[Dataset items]
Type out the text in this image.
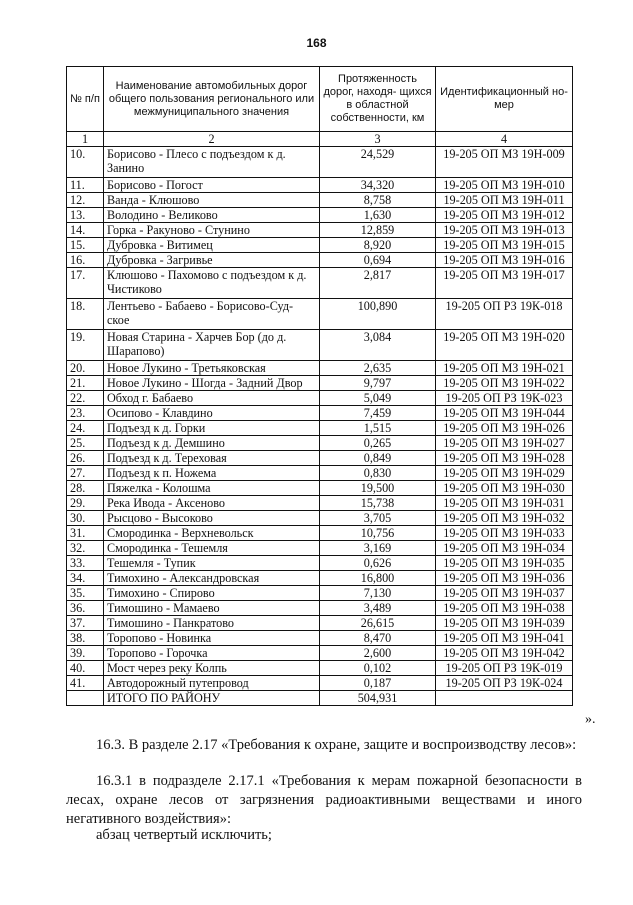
168
№ п/п	Наименование автомобильных дорог общего пользования регионального или межмуниципального значения	Протяженность дорог, находя- щихся в областной собственности, км	Идентификационный но- мер
1	2	3	4
10.	Борисово - Плесо с подъездом к д. Занино	24,529	19-205 ОП МЗ 19Н-009
11.	Борисово - Погост	34,320	19-205 ОП МЗ 19Н-010
12.	Ванда - Клюшово	8,758	19-205 ОП МЗ 19Н-011
13.	Володино - Великово	1,630	19-205 ОП МЗ 19Н-012
14.	Горка - Ракуново - Стунино	12,859	19-205 ОП МЗ 19Н-013
15.	Дубровка - Витимец	8,920	19-205 ОП МЗ 19Н-015
16.	Дубровка - Загривье	0,694	19-205 ОП МЗ 19Н-016
17.	Клюшово - Пахомово с подъездом к д. Чистиково	2,817	19-205 ОП МЗ 19Н-017
18.	Лентьево - Бабаево - Борисово-Суд- ское	100,890	19-205 ОП РЗ 19К-018
19.	Новая Старина - Харчев Бор (до д. Шарапово)	3,084	19-205 ОП МЗ 19Н-020
20.	Новое Лукино - Третьяковская	2,635	19-205 ОП МЗ 19Н-021
21.	Новое Лукино - Шогда - Задний Двор	9,797	19-205 ОП МЗ 19Н-022
22.	Обход г. Бабаево	5,049	19-205 ОП РЗ 19К-023
23.	Осипово - Клавдино	7,459	19-205 ОП МЗ 19Н-044
24.	Подъезд к д. Горки	1,515	19-205 ОП МЗ 19Н-026
25.	Подъезд к д. Демшино	0,265	19-205 ОП МЗ 19Н-027
26.	Подъезд к д. Тереховая	0,849	19-205 ОП МЗ 19Н-028
27.	Подъезд к п. Ножема	0,830	19-205 ОП МЗ 19Н-029
28.	Пяжелка - Колошма	19,500	19-205 ОП МЗ 19Н-030
29.	Река Ивода - Аксеново	15,738	19-205 ОП МЗ 19Н-031
30.	Рысцово - Высоково	3,705	19-205 ОП МЗ 19Н-032
31.	Смородинка - Верхневольск	10,756	19-205 ОП МЗ 19Н-033
32.	Смородинка - Тешемля	3,169	19-205 ОП МЗ 19Н-034
33.	Тешемля - Тупик	0,626	19-205 ОП МЗ 19Н-035
34.	Тимохино - Александровская	16,800	19-205 ОП МЗ 19Н-036
35.	Тимохино - Спирово	7,130	19-205 ОП МЗ 19Н-037
36.	Тимошино - Мамаево	3,489	19-205 ОП МЗ 19Н-038
37.	Тимошино - Панкратово	26,615	19-205 ОП МЗ 19Н-039
38.	Торопово - Новинка	8,470	19-205 ОП МЗ 19Н-041
39.	Торопово - Горочка	2,600	19-205 ОП МЗ 19Н-042
40.	Мост через реку Колпь	0,102	19-205 ОП РЗ 19К-019
41.	Автодорожный путепровод	0,187	19-205 ОП РЗ 19К-024
	ИТОГО ПО РАЙОНУ	504,931	
».
16.3. В разделе 2.17 «Требования к охране, защите и воспроизводству лесов»:
16.3.1 в подразделе 2.17.1 «Требования к мерам пожарной безопасности в лесах, охране лесов от загрязнения радиоактивными веществами и иного негативного воздействия»:
абзац четвертый исключить;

- _Task to complete_: Quote each line of the listing exactly, but leave the pictures out.

- _Solved exercise_:
Type out the text in this image.
168
№ п/п	Наименование автомобильных дорог общего пользования регионального или межмуниципального значения	Протяженность дорог, находя- щихся в областной собственности, км	Идентификационный но- мер
1	2	3	4
10.	Борисово - Плесо с подъездом к д. Занино	24,529	19-205 ОП МЗ 19Н-009
11.	Борисово - Погост	34,320	19-205 ОП МЗ 19Н-010
12.	Ванда - Клюшово	8,758	19-205 ОП МЗ 19Н-011
13.	Володино - Великово	1,630	19-205 ОП МЗ 19Н-012
14.	Горка - Ракуново - Стунино	12,859	19-205 ОП МЗ 19Н-013
15.	Дубровка - Витимец	8,920	19-205 ОП МЗ 19Н-015
16.	Дубровка - Загривье	0,694	19-205 ОП МЗ 19Н-016
17.	Клюшово - Пахомово с подъездом к д. Чистиково	2,817	19-205 ОП МЗ 19Н-017
18.	Лентьево - Бабаево - Борисово-Суд- ское	100,890	19-205 ОП РЗ 19К-018
19.	Новая Старина - Харчев Бор (до д. Шарапово)	3,084	19-205 ОП МЗ 19Н-020
20.	Новое Лукино - Третьяковская	2,635	19-205 ОП МЗ 19Н-021
21.	Новое Лукино - Шогда - Задний Двор	9,797	19-205 ОП МЗ 19Н-022
22.	Обход г. Бабаево	5,049	19-205 ОП РЗ 19К-023
23.	Осипово - Клавдино	7,459	19-205 ОП МЗ 19Н-044
24.	Подъезд к д. Горки	1,515	19-205 ОП МЗ 19Н-026
25.	Подъезд к д. Демшино	0,265	19-205 ОП МЗ 19Н-027
26.	Подъезд к д. Тереховая	0,849	19-205 ОП МЗ 19Н-028
27.	Подъезд к п. Ножема	0,830	19-205 ОП МЗ 19Н-029
28.	Пяжелка - Колошма	19,500	19-205 ОП МЗ 19Н-030
29.	Река Ивода - Аксеново	15,738	19-205 ОП МЗ 19Н-031
30.	Рысцово - Высоково	3,705	19-205 ОП МЗ 19Н-032
31.	Смородинка - Верхневольск	10,756	19-205 ОП МЗ 19Н-033
32.	Смородинка - Тешемля	3,169	19-205 ОП МЗ 19Н-034
33.	Тешемля - Тупик	0,626	19-205 ОП МЗ 19Н-035
34.	Тимохино - Александровская	16,800	19-205 ОП МЗ 19Н-036
35.	Тимохино - Спирово	7,130	19-205 ОП МЗ 19Н-037
36.	Тимошино - Мамаево	3,489	19-205 ОП МЗ 19Н-038
37.	Тимошино - Панкратово	26,615	19-205 ОП МЗ 19Н-039
38.	Торопово - Новинка	8,470	19-205 ОП МЗ 19Н-041
39.	Торопово - Горочка	2,600	19-205 ОП МЗ 19Н-042
40.	Мост через реку Колпь	0,102	19-205 ОП РЗ 19К-019
41.	Автодорожный путепровод	0,187	19-205 ОП РЗ 19К-024
	ИТОГО ПО РАЙОНУ	504,931	
».
16.3. В разделе 2.17 «Требования к охране, защите и воспроизводству лесов»:
16.3.1 в подразделе 2.17.1 «Требования к мерам пожарной безопасности в лесах, охране лесов от загрязнения радиоактивными веществами и иного негативного воздействия»:
абзац четвертый исключить;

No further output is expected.